Source records:
····················

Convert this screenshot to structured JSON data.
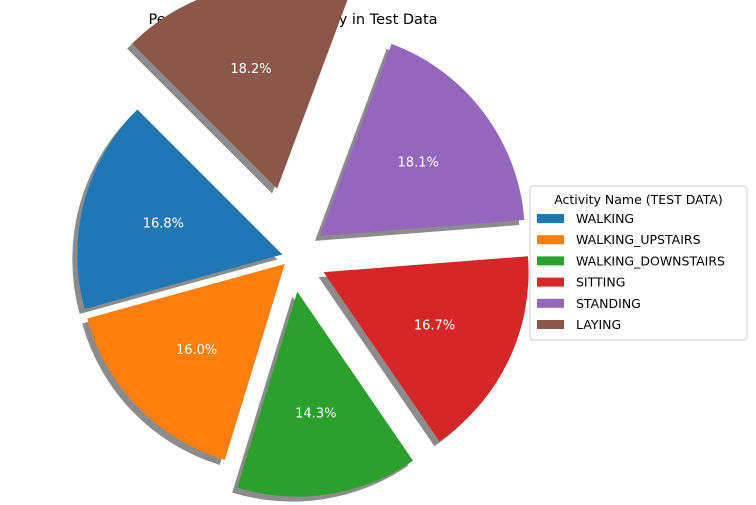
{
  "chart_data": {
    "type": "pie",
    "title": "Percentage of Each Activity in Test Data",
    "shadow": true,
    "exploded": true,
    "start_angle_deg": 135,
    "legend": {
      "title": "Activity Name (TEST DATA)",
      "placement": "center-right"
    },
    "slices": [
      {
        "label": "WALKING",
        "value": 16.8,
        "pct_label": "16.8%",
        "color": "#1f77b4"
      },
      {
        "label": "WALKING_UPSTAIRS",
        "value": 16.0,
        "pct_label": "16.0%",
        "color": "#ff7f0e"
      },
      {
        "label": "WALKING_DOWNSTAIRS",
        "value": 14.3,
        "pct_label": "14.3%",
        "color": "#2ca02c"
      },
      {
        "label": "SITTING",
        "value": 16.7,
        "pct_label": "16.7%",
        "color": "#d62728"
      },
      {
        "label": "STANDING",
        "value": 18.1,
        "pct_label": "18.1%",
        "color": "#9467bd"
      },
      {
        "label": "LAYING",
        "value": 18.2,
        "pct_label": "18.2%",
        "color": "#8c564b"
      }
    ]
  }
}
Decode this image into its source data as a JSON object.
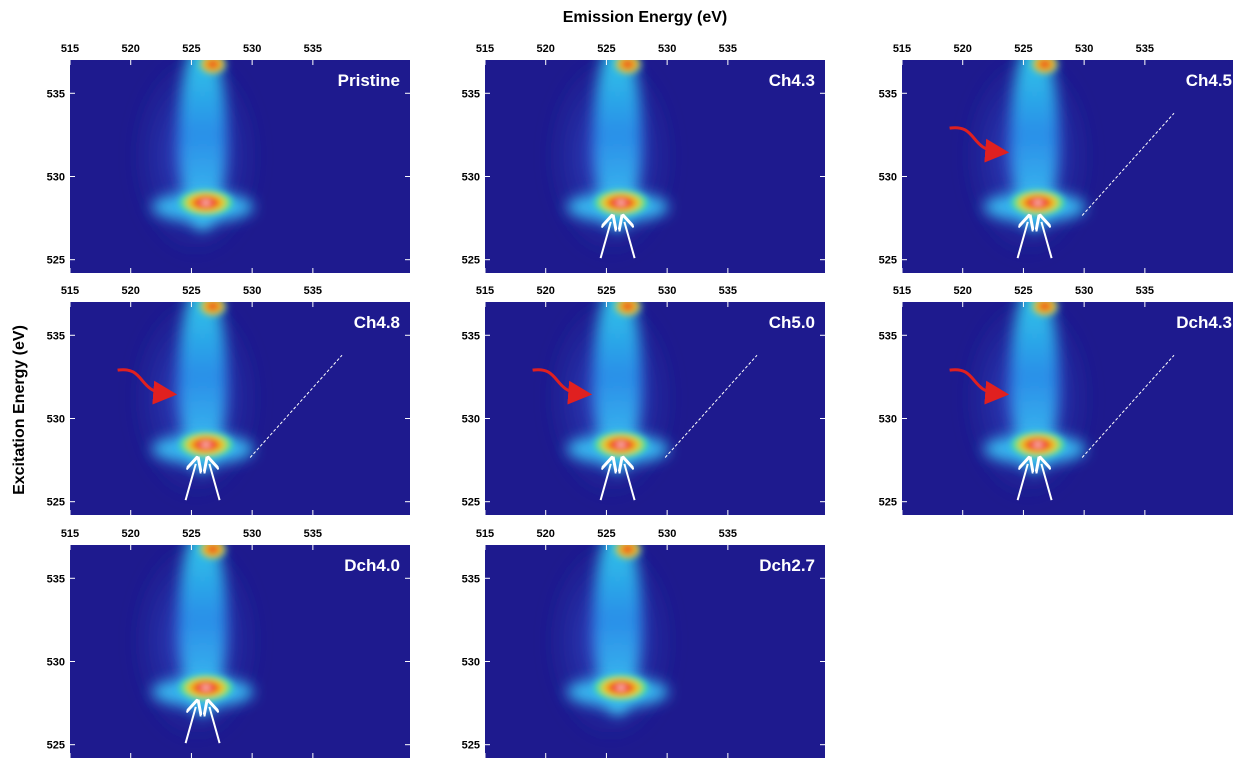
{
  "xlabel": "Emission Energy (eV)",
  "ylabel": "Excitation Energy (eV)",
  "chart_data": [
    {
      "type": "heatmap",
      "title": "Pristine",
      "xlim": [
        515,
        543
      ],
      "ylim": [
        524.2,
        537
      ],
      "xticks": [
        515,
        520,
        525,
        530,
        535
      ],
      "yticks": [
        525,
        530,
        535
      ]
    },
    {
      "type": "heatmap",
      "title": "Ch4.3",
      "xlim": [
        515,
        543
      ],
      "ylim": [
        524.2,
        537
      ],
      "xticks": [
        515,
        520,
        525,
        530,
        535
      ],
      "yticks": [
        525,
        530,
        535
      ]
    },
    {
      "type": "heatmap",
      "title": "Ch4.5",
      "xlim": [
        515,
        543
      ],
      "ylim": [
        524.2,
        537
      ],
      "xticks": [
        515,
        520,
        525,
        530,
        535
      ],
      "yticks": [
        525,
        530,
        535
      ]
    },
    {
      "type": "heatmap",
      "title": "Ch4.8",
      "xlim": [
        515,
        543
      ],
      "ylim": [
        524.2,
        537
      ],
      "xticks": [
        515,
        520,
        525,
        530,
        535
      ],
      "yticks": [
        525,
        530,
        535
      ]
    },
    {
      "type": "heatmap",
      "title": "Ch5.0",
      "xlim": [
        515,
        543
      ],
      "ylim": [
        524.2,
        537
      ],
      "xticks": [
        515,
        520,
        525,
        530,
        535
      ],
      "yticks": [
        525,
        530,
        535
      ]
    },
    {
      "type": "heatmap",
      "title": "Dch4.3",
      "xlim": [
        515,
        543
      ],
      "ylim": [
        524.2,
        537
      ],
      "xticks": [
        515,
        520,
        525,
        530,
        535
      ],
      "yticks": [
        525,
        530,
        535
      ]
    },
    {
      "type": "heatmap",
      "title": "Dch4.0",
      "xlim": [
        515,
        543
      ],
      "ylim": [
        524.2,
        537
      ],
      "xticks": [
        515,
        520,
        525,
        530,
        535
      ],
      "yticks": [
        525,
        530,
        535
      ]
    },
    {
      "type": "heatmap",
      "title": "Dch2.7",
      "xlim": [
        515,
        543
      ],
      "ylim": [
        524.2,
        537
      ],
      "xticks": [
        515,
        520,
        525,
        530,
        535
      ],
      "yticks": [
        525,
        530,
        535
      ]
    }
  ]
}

····················

• _TO BE DONE_
Without including any pictures, print all of the material exactly as given.

• _SOLUTION_
Convert this screenshot to structured JSON data.
{
  "chart_data": {
    "type": "pie",
    "title": "Percentage of Each Activity in Test Data",
    "shadow": true,
    "exploded": true,
    "start_angle_deg": 135,
    "legend": {
      "title": "Activity Name (TEST DATA)",
      "placement": "center-right"
    },
    "slices": [
      {
        "label": "WALKING",
        "value": 16.8,
        "pct_label": "16.8%",
        "color": "#1f77b4"
      },
      {
        "label": "WALKING_UPSTAIRS",
        "value": 16.0,
        "pct_label": "16.0%",
        "color": "#ff7f0e"
      },
      {
        "label": "WALKING_DOWNSTAIRS",
        "value": 14.3,
        "pct_label": "14.3%",
        "color": "#2ca02c"
      },
      {
        "label": "SITTING",
        "value": 16.7,
        "pct_label": "16.7%",
        "color": "#d62728"
      },
      {
        "label": "STANDING",
        "value": 18.1,
        "pct_label": "18.1%",
        "color": "#9467bd"
      },
      {
        "label": "LAYING",
        "value": 18.2,
        "pct_label": "18.2%",
        "color": "#8c564b"
      }
    ]
  }
}
Decode this image into its source data as a JSON object.
{
  "xlabel": "Emission Energy (eV)",
  "ylabel": "Excitation Energy (eV)",
  "chart_data": [
    {
      "type": "heatmap",
      "title": "Pristine",
      "xlim": [
        515,
        543
      ],
      "ylim": [
        524.2,
        537
      ],
      "xticks": [
        515,
        520,
        525,
        530,
        535
      ],
      "yticks": [
        525,
        530,
        535
      ]
    },
    {
      "type": "heatmap",
      "title": "Ch4.3",
      "xlim": [
        515,
        543
      ],
      "ylim": [
        524.2,
        537
      ],
      "xticks": [
        515,
        520,
        525,
        530,
        535
      ],
      "yticks": [
        525,
        530,
        535
      ]
    },
    {
      "type": "heatmap",
      "title": "Ch4.5",
      "xlim": [
        515,
        543
      ],
      "ylim": [
        524.2,
        537
      ],
      "xticks": [
        515,
        520,
        525,
        530,
        535
      ],
      "yticks": [
        525,
        530,
        535
      ]
    },
    {
      "type": "heatmap",
      "title": "Ch4.8",
      "xlim": [
        515,
        543
      ],
      "ylim": [
        524.2,
        537
      ],
      "xticks": [
        515,
        520,
        525,
        530,
        535
      ],
      "yticks": [
        525,
        530,
        535
      ]
    },
    {
      "type": "heatmap",
      "title": "Ch5.0",
      "xlim": [
        515,
        543
      ],
      "ylim": [
        524.2,
        537
      ],
      "xticks": [
        515,
        520,
        525,
        530,
        535
      ],
      "yticks": [
        525,
        530,
        535
      ]
    },
    {
      "type": "heatmap",
      "title": "Dch4.3",
      "xlim": [
        515,
        543
      ],
      "ylim": [
        524.2,
        537
      ],
      "xticks": [
        515,
        520,
        525,
        530,
        535
      ],
      "yticks": [
        525,
        530,
        535
      ]
    },
    {
      "type": "heatmap",
      "title": "Dch4.0",
      "xlim": [
        515,
        543
      ],
      "ylim": [
        524.2,
        537
      ],
      "xticks": [
        515,
        520,
        525,
        530,
        535
      ],
      "yticks": [
        525,
        530,
        535
      ]
    },
    {
      "type": "heatmap",
      "title": "Dch2.7",
      "xlim": [
        515,
        543
      ],
      "ylim": [
        524.2,
        537
      ],
      "xticks": [
        515,
        520,
        525,
        530,
        535
      ],
      "yticks": [
        525,
        530,
        535
      ]
    }
  ]
}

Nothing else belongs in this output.